In the material below, find all lines with the string "более" and copy them.

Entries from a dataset
_ _ _ _ _ _ _
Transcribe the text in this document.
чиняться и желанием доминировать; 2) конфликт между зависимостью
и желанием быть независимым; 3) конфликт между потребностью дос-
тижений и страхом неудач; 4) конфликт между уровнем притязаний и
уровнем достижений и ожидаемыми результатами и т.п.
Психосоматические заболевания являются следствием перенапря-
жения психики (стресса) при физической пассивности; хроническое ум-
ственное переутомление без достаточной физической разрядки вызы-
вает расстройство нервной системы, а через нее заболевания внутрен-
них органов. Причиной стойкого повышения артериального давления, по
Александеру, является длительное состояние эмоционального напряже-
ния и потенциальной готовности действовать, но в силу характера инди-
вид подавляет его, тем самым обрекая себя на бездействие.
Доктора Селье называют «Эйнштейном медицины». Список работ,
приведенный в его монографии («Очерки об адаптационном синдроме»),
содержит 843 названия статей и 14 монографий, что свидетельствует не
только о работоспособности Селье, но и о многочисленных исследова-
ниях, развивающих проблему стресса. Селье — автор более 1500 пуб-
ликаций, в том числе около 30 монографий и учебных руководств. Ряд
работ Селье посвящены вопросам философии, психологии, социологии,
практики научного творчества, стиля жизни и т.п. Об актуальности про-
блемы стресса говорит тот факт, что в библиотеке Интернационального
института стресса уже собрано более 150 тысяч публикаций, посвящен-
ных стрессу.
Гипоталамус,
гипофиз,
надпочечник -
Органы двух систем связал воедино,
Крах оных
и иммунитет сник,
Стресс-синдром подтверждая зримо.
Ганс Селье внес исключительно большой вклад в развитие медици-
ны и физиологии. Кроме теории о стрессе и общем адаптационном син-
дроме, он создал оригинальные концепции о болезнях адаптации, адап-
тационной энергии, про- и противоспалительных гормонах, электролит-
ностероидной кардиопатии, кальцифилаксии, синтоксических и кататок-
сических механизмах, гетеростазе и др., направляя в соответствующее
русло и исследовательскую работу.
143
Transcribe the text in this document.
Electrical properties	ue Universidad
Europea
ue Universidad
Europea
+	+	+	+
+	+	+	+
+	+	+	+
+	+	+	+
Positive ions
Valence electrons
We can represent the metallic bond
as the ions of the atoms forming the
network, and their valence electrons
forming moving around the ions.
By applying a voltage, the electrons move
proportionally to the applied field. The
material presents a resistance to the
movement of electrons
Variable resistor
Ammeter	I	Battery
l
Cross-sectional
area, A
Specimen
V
_ _ _ _ _ _ _
### Worked solution
ниях, развивающих проблему стресса. Селье — автор более 1500 пуб-
института стресса уже собрано более 150 тысяч публикаций, посвящен-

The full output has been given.